-- start of INPUT DATA --
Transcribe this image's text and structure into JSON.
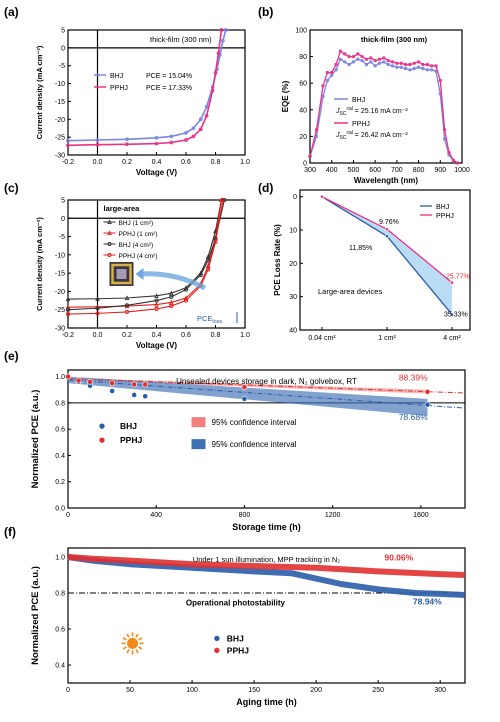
{
  "chart_data": [
    {
      "panel": "(a)",
      "type": "line",
      "title": "thick-film (300 nm)",
      "xlabel": "Voltage (V)",
      "ylabel": "Current density (mA cm⁻²)",
      "xlim": [
        -0.2,
        1.0
      ],
      "ylim": [
        -30,
        5
      ],
      "xticks": [
        "-0.2",
        "0.0",
        "0.2",
        "0.4",
        "0.6",
        "0.8",
        "1.0"
      ],
      "yticks": [
        "5",
        "0",
        "-5",
        "-10",
        "-15",
        "-20",
        "-25",
        "-30"
      ],
      "legend": [
        {
          "name": "BHJ",
          "pce": "PCE = 15.04%"
        },
        {
          "name": "PPHJ",
          "pce": "PCE = 17.33%"
        }
      ],
      "series": [
        {
          "name": "BHJ",
          "color": "#7b86e0",
          "x": [
            -0.2,
            0.0,
            0.2,
            0.4,
            0.5,
            0.6,
            0.65,
            0.7,
            0.74,
            0.78,
            0.81,
            0.83,
            0.85,
            0.87
          ],
          "y": [
            -26.0,
            -25.8,
            -25.6,
            -25.2,
            -24.8,
            -23.8,
            -22.5,
            -20.0,
            -16.5,
            -11.0,
            -6.0,
            -2.0,
            2.0,
            5.0
          ]
        },
        {
          "name": "PPHJ",
          "color": "#e8338a",
          "x": [
            -0.2,
            0.0,
            0.2,
            0.4,
            0.5,
            0.6,
            0.65,
            0.7,
            0.74,
            0.78,
            0.8,
            0.82,
            0.84
          ],
          "y": [
            -27.3,
            -27.1,
            -27.0,
            -26.8,
            -26.5,
            -25.8,
            -24.8,
            -22.8,
            -19.0,
            -12.0,
            -7.0,
            -1.5,
            5.0
          ]
        }
      ]
    },
    {
      "panel": "(b)",
      "type": "line",
      "title": "thick-film (300 nm)",
      "xlabel": "Wavelength (nm)",
      "ylabel": "EQE (%)",
      "xlim": [
        300,
        1000
      ],
      "ylim": [
        0,
        100
      ],
      "xticks": [
        "300",
        "400",
        "500",
        "600",
        "700",
        "800",
        "900",
        "1000"
      ],
      "yticks": [
        "0",
        "20",
        "40",
        "60",
        "80",
        "100"
      ],
      "legend": [
        {
          "name": "BHJ",
          "jsc_label": "J",
          "jsc_sub": "SC",
          "jsc_sup": "cal",
          "jsc_value": "= 25.16 mA cm⁻²"
        },
        {
          "name": "PPHJ",
          "jsc_label": "J",
          "jsc_sub": "SC",
          "jsc_sup": "cal",
          "jsc_value": "= 26.42 mA cm⁻²"
        }
      ],
      "series": [
        {
          "name": "BHJ",
          "color": "#7b86e0",
          "x": [
            300,
            330,
            360,
            380,
            400,
            420,
            440,
            460,
            480,
            500,
            520,
            540,
            560,
            580,
            600,
            620,
            640,
            660,
            680,
            700,
            720,
            740,
            760,
            780,
            800,
            820,
            840,
            860,
            880,
            900,
            920,
            940,
            960,
            980
          ],
          "y": [
            5,
            20,
            50,
            62,
            66,
            70,
            78,
            76,
            74,
            76,
            78,
            77,
            74,
            76,
            73,
            75,
            76,
            74,
            73,
            72,
            72,
            71,
            70,
            71,
            72,
            71,
            70,
            70,
            69,
            52,
            18,
            6,
            2,
            0
          ]
        },
        {
          "name": "PPHJ",
          "color": "#e8338a",
          "x": [
            300,
            330,
            360,
            380,
            400,
            420,
            440,
            460,
            480,
            500,
            520,
            540,
            560,
            580,
            600,
            620,
            640,
            660,
            680,
            700,
            720,
            740,
            760,
            780,
            800,
            820,
            840,
            860,
            880,
            900,
            920,
            940,
            960,
            980
          ],
          "y": [
            5,
            25,
            58,
            68,
            68,
            74,
            84,
            82,
            80,
            80,
            82,
            80,
            78,
            79,
            77,
            78,
            79,
            77,
            76,
            75,
            75,
            74,
            74,
            75,
            76,
            74,
            74,
            73,
            73,
            62,
            25,
            8,
            2,
            0
          ]
        }
      ]
    },
    {
      "panel": "(c)",
      "type": "line",
      "title": "large-area",
      "xlabel": "Voltage (V)",
      "ylabel": "Current density (mA cm⁻²)",
      "xlim": [
        -0.2,
        1.0
      ],
      "ylim": [
        -30,
        5
      ],
      "xticks": [
        "-0.2",
        "0.0",
        "0.2",
        "0.4",
        "0.6",
        "0.8",
        "1.0"
      ],
      "yticks": [
        "5",
        "0",
        "-5",
        "-10",
        "-15",
        "-20",
        "-25",
        "-30"
      ],
      "annotation": {
        "text": "PCE",
        "sub": "loss"
      },
      "series": [
        {
          "name": "BHJ (1 cm²)",
          "color": "#333333",
          "marker": "triangle",
          "x": [
            -0.2,
            0.0,
            0.2,
            0.4,
            0.5,
            0.6,
            0.7,
            0.75,
            0.8,
            0.84
          ],
          "y": [
            -22.1,
            -22.0,
            -21.8,
            -21.2,
            -20.5,
            -19.0,
            -15.0,
            -10.5,
            -3.5,
            5.0
          ]
        },
        {
          "name": "PPHJ (1 cm²)",
          "color": "#e02020",
          "marker": "triangle",
          "x": [
            -0.2,
            0.0,
            0.2,
            0.4,
            0.5,
            0.6,
            0.7,
            0.75,
            0.8,
            0.84
          ],
          "y": [
            -24.3,
            -24.2,
            -24.0,
            -23.6,
            -23.0,
            -21.8,
            -18.0,
            -13.0,
            -5.5,
            5.0
          ]
        },
        {
          "name": "BHJ (4 cm²)",
          "color": "#333333",
          "marker": "circle",
          "x": [
            -0.2,
            0.0,
            0.2,
            0.4,
            0.5,
            0.6,
            0.7,
            0.75,
            0.8,
            0.86
          ],
          "y": [
            -25.0,
            -24.6,
            -23.8,
            -22.5,
            -21.5,
            -19.5,
            -15.5,
            -11.5,
            -5.5,
            5.0
          ]
        },
        {
          "name": "PPHJ (4 cm²)",
          "color": "#e02020",
          "marker": "circle",
          "x": [
            -0.2,
            0.0,
            0.2,
            0.4,
            0.5,
            0.6,
            0.7,
            0.75,
            0.8,
            0.85
          ],
          "y": [
            -26.2,
            -26.0,
            -25.6,
            -24.8,
            -24.0,
            -22.5,
            -18.5,
            -14.0,
            -6.5,
            5.0
          ]
        }
      ]
    },
    {
      "panel": "(d)",
      "type": "line",
      "xlabel": "",
      "ylabel": "PCE Loss Rate (%)",
      "categories": [
        "0.04 cm²",
        "1 cm²",
        "4 cm²"
      ],
      "ylim": [
        0,
        40
      ],
      "yticks": [
        "0",
        "10",
        "20",
        "30",
        "40"
      ],
      "annotation": "Large-area devices",
      "series": [
        {
          "name": "BHJ",
          "color": "#2b5ca8",
          "values": [
            0,
            11.85,
            35.33
          ],
          "labels": [
            "",
            "11.85%",
            "35.33%"
          ]
        },
        {
          "name": "PPHJ",
          "color": "#e8338a",
          "values": [
            0,
            9.76,
            25.77
          ],
          "labels": [
            "",
            "9.76%",
            "25.77%"
          ]
        }
      ]
    },
    {
      "panel": "(e)",
      "type": "scatter",
      "title": "Unsealed devices storage in dark, N₂ golvebox, RT",
      "xlabel": "Storage time (h)",
      "ylabel": "Normalized PCE (a.u.)",
      "xlim": [
        0,
        1800
      ],
      "ylim": [
        0.0,
        1.05
      ],
      "xticks": [
        "0",
        "400",
        "800",
        "1200",
        "1600"
      ],
      "yticks": [
        "0.0",
        "0.2",
        "0.4",
        "0.6",
        "0.8",
        "1.0"
      ],
      "final_labels": {
        "PPHJ": "88.39%",
        "BHJ": "78.68%"
      },
      "legend_ci": [
        "95% confidence interval",
        "95% confidence interval"
      ],
      "series": [
        {
          "name": "BHJ",
          "color": "#2b5ca8",
          "x": [
            0,
            48,
            100,
            200,
            300,
            350,
            800,
            1630
          ],
          "y": [
            1.0,
            0.96,
            0.93,
            0.89,
            0.86,
            0.85,
            0.83,
            0.787
          ]
        },
        {
          "name": "PPHJ",
          "color": "#e03030",
          "x": [
            0,
            48,
            100,
            200,
            300,
            350,
            800,
            1630
          ],
          "y": [
            1.0,
            0.97,
            0.96,
            0.95,
            0.94,
            0.94,
            0.92,
            0.884
          ]
        }
      ]
    },
    {
      "panel": "(f)",
      "type": "scatter",
      "title": "Under 1 sun illumination, MPP tracking in N₂",
      "xlabel": "Aging time (h)",
      "ylabel": "Normalized PCE (a.u.)",
      "xlim": [
        0,
        320
      ],
      "ylim": [
        0.3,
        1.05
      ],
      "xticks": [
        "0",
        "50",
        "100",
        "150",
        "200",
        "250",
        "300"
      ],
      "yticks": [
        "0.4",
        "0.6",
        "0.8",
        "1.0"
      ],
      "annotation": "Operational photostability",
      "final_labels": {
        "PPHJ": "90.06%",
        "BHJ": "78.94%"
      },
      "series": [
        {
          "name": "BHJ",
          "color": "#2b5ca8",
          "x": [
            0,
            20,
            50,
            100,
            150,
            180,
            200,
            220,
            250,
            280,
            300,
            320
          ],
          "y": [
            1.0,
            0.98,
            0.96,
            0.94,
            0.92,
            0.91,
            0.88,
            0.85,
            0.82,
            0.8,
            0.795,
            0.789
          ]
        },
        {
          "name": "PPHJ",
          "color": "#e03030",
          "x": [
            0,
            20,
            50,
            100,
            150,
            200,
            250,
            300,
            320
          ],
          "y": [
            1.0,
            0.99,
            0.98,
            0.96,
            0.95,
            0.94,
            0.92,
            0.905,
            0.9
          ]
        }
      ]
    }
  ]
}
-- end of INPUT DATA --
JOB
Using the records above, copy each line that contains "panel".

EXERCISE RESPONSE
      "panel": "(a)",
      "panel": "(b)",
      "panel": "(c)",
      "panel": "(d)",
      "panel": "(e)",
      "panel": "(f)",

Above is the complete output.